What the task requires: All records are to be retyped faithfully and completely.

Provided entries:
↓↓↓

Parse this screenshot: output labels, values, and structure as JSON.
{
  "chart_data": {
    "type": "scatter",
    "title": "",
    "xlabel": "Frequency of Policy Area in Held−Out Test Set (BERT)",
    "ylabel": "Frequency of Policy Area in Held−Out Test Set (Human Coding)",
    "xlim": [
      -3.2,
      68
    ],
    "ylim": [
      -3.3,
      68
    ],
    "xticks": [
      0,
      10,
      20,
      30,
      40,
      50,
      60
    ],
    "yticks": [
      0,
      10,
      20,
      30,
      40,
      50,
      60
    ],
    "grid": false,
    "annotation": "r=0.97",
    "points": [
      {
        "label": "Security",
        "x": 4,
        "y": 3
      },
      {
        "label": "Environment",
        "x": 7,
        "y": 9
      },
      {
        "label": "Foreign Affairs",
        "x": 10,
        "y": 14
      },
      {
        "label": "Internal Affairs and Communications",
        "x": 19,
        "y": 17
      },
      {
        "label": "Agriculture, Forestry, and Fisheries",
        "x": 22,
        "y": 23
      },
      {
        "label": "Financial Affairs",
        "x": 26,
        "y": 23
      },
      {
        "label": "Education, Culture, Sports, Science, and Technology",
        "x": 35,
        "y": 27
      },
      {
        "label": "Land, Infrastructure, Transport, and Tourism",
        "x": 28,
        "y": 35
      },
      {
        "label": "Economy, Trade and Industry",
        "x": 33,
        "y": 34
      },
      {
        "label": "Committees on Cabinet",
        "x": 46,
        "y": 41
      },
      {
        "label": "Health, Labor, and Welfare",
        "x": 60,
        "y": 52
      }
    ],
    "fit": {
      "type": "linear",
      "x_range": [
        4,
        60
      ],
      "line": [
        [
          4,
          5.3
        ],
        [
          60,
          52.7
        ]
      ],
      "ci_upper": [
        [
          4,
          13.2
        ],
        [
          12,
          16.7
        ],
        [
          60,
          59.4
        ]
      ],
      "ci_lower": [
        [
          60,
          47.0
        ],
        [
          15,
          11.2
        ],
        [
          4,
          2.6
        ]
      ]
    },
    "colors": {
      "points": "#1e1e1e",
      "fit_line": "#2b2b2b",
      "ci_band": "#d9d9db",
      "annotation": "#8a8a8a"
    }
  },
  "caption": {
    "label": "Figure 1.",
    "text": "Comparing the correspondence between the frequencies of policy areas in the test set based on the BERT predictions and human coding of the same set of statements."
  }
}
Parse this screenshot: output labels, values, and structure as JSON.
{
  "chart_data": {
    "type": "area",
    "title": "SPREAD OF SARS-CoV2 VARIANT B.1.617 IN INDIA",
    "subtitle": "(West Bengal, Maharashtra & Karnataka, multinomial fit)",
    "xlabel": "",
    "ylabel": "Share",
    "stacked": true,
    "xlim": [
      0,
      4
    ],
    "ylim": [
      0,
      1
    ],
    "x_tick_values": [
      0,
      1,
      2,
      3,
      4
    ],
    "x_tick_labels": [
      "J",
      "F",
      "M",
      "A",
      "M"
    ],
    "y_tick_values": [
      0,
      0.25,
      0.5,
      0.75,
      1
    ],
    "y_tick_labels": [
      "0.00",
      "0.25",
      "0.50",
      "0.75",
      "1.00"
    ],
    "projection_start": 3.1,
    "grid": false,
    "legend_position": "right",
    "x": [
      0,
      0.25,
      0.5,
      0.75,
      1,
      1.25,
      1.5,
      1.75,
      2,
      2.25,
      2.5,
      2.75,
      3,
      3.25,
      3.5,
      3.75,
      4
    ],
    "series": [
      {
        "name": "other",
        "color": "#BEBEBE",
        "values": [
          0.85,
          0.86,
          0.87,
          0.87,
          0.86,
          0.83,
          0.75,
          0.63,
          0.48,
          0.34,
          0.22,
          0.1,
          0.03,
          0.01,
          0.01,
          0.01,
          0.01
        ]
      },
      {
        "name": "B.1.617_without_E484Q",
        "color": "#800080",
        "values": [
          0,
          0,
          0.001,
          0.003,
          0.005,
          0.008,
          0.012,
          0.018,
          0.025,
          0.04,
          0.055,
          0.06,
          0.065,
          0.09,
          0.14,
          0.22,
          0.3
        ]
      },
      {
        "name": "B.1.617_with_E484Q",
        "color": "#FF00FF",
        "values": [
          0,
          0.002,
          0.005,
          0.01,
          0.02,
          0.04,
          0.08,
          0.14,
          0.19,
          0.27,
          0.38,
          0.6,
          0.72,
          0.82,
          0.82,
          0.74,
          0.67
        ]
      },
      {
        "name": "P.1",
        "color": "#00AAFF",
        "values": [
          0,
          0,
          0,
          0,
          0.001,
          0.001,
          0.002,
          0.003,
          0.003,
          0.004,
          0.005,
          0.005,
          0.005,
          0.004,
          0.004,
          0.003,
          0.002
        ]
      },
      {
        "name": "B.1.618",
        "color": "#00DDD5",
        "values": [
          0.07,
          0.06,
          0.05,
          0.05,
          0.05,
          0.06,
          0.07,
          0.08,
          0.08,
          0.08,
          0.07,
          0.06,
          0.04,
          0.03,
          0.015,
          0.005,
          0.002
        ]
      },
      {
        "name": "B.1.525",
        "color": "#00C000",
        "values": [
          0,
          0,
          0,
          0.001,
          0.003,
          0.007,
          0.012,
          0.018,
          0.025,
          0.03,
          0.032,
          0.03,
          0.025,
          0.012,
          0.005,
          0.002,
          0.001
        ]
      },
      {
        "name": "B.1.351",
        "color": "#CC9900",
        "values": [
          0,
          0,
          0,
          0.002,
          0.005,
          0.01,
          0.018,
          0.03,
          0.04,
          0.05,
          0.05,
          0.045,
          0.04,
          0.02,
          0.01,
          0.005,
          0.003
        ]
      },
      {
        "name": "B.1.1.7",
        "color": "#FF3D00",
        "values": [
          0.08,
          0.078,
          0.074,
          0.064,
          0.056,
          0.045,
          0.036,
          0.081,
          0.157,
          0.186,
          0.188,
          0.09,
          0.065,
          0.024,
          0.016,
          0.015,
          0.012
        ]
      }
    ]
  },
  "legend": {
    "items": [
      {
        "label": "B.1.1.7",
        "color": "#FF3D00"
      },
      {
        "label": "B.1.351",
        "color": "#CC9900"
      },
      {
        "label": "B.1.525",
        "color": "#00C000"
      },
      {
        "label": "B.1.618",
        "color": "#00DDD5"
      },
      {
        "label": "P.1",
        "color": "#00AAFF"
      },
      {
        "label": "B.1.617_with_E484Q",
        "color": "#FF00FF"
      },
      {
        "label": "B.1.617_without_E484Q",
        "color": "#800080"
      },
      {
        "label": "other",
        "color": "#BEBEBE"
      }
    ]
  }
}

↑↑↑

Result of this exercise:
Parse this screenshot: output labels, values, and structure as JSON.
{
  "chart_data": {
    "type": "scatter",
    "title": "",
    "xlabel": "Frequency of Policy Area in Held−Out Test Set (BERT)",
    "ylabel": "Frequency of Policy Area in Held−Out Test Set (Human Coding)",
    "xlim": [
      -3.2,
      68
    ],
    "ylim": [
      -3.3,
      68
    ],
    "xticks": [
      0,
      10,
      20,
      30,
      40,
      50,
      60
    ],
    "yticks": [
      0,
      10,
      20,
      30,
      40,
      50,
      60
    ],
    "grid": false,
    "annotation": "r=0.97",
    "points": [
      {
        "label": "Security",
        "x": 4,
        "y": 3
      },
      {
        "label": "Environment",
        "x": 7,
        "y": 9
      },
      {
        "label": "Foreign Affairs",
        "x": 10,
        "y": 14
      },
      {
        "label": "Internal Affairs and Communications",
        "x": 19,
        "y": 17
      },
      {
        "label": "Agriculture, Forestry, and Fisheries",
        "x": 22,
        "y": 23
      },
      {
        "label": "Financial Affairs",
        "x": 26,
        "y": 23
      },
      {
        "label": "Education, Culture, Sports, Science, and Technology",
        "x": 35,
        "y": 27
      },
      {
        "label": "Land, Infrastructure, Transport, and Tourism",
        "x": 28,
        "y": 35
      },
      {
        "label": "Economy, Trade and Industry",
        "x": 33,
        "y": 34
      },
      {
        "label": "Committees on Cabinet",
        "x": 46,
        "y": 41
      },
      {
        "label": "Health, Labor, and Welfare",
        "x": 60,
        "y": 52
      }
    ],
    "fit": {
      "type": "linear",
      "x_range": [
        4,
        60
      ],
      "line": [
        [
          4,
          5.3
        ],
        [
          60,
          52.7
        ]
      ],
      "ci_upper": [
        [
          4,
          13.2
        ],
        [
          12,
          16.7
        ],
        [
          60,
          59.4
        ]
      ],
      "ci_lower": [
        [
          60,
          47.0
        ],
        [
          15,
          11.2
        ],
        [
          4,
          2.6
        ]
      ]
    },
    "colors": {
      "points": "#1e1e1e",
      "fit_line": "#2b2b2b",
      "ci_band": "#d9d9db",
      "annotation": "#8a8a8a"
    }
  },
  "caption": {
    "label": "Figure 1.",
    "text": "Comparing the correspondence between the frequencies of policy areas in the test set based on the BERT predictions and human coding of the same set of statements."
  }
}
Parse this screenshot: output labels, values, and structure as JSON.
{
  "chart_data": {
    "type": "area",
    "title": "SPREAD OF SARS-CoV2 VARIANT B.1.617 IN INDIA",
    "subtitle": "(West Bengal, Maharashtra & Karnataka, multinomial fit)",
    "xlabel": "",
    "ylabel": "Share",
    "stacked": true,
    "xlim": [
      0,
      4
    ],
    "ylim": [
      0,
      1
    ],
    "x_tick_values": [
      0,
      1,
      2,
      3,
      4
    ],
    "x_tick_labels": [
      "J",
      "F",
      "M",
      "A",
      "M"
    ],
    "y_tick_values": [
      0,
      0.25,
      0.5,
      0.75,
      1
    ],
    "y_tick_labels": [
      "0.00",
      "0.25",
      "0.50",
      "0.75",
      "1.00"
    ],
    "projection_start": 3.1,
    "grid": false,
    "legend_position": "right",
    "x": [
      0,
      0.25,
      0.5,
      0.75,
      1,
      1.25,
      1.5,
      1.75,
      2,
      2.25,
      2.5,
      2.75,
      3,
      3.25,
      3.5,
      3.75,
      4
    ],
    "series": [
      {
        "name": "other",
        "color": "#BEBEBE",
        "values": [
          0.85,
          0.86,
          0.87,
          0.87,
          0.86,
          0.83,
          0.75,
          0.63,
          0.48,
          0.34,
          0.22,
          0.1,
          0.03,
          0.01,
          0.01,
          0.01,
          0.01
        ]
      },
      {
        "name": "B.1.617_without_E484Q",
        "color": "#800080",
        "values": [
          0,
          0,
          0.001,
          0.003,
          0.005,
          0.008,
          0.012,
          0.018,
          0.025,
          0.04,
          0.055,
          0.06,
          0.065,
          0.09,
          0.14,
          0.22,
          0.3
        ]
      },
      {
        "name": "B.1.617_with_E484Q",
        "color": "#FF00FF",
        "values": [
          0,
          0.002,
          0.005,
          0.01,
          0.02,
          0.04,
          0.08,
          0.14,
          0.19,
          0.27,
          0.38,
          0.6,
          0.72,
          0.82,
          0.82,
          0.74,
          0.67
        ]
      },
      {
        "name": "P.1",
        "color": "#00AAFF",
        "values": [
          0,
          0,
          0,
          0,
          0.001,
          0.001,
          0.002,
          0.003,
          0.003,
          0.004,
          0.005,
          0.005,
          0.005,
          0.004,
          0.004,
          0.003,
          0.002
        ]
      },
      {
        "name": "B.1.618",
        "color": "#00DDD5",
        "values": [
          0.07,
          0.06,
          0.05,
          0.05,
          0.05,
          0.06,
          0.07,
          0.08,
          0.08,
          0.08,
          0.07,
          0.06,
          0.04,
          0.03,
          0.015,
          0.005,
          0.002
        ]
      },
      {
        "name": "B.1.525",
        "color": "#00C000",
        "values": [
          0,
          0,
          0,
          0.001,
          0.003,
          0.007,
          0.012,
          0.018,
          0.025,
          0.03,
          0.032,
          0.03,
          0.025,
          0.012,
          0.005,
          0.002,
          0.001
        ]
      },
      {
        "name": "B.1.351",
        "color": "#CC9900",
        "values": [
          0,
          0,
          0,
          0.002,
          0.005,
          0.01,
          0.018,
          0.03,
          0.04,
          0.05,
          0.05,
          0.045,
          0.04,
          0.02,
          0.01,
          0.005,
          0.003
        ]
      },
      {
        "name": "B.1.1.7",
        "color": "#FF3D00",
        "values": [
          0.08,
          0.078,
          0.074,
          0.064,
          0.056,
          0.045,
          0.036,
          0.081,
          0.157,
          0.186,
          0.188,
          0.09,
          0.065,
          0.024,
          0.016,
          0.015,
          0.012
        ]
      }
    ]
  },
  "legend": {
    "items": [
      {
        "label": "B.1.1.7",
        "color": "#FF3D00"
      },
      {
        "label": "B.1.351",
        "color": "#CC9900"
      },
      {
        "label": "B.1.525",
        "color": "#00C000"
      },
      {
        "label": "B.1.618",
        "color": "#00DDD5"
      },
      {
        "label": "P.1",
        "color": "#00AAFF"
      },
      {
        "label": "B.1.617_with_E484Q",
        "color": "#FF00FF"
      },
      {
        "label": "B.1.617_without_E484Q",
        "color": "#800080"
      },
      {
        "label": "other",
        "color": "#BEBEBE"
      }
    ]
  }
}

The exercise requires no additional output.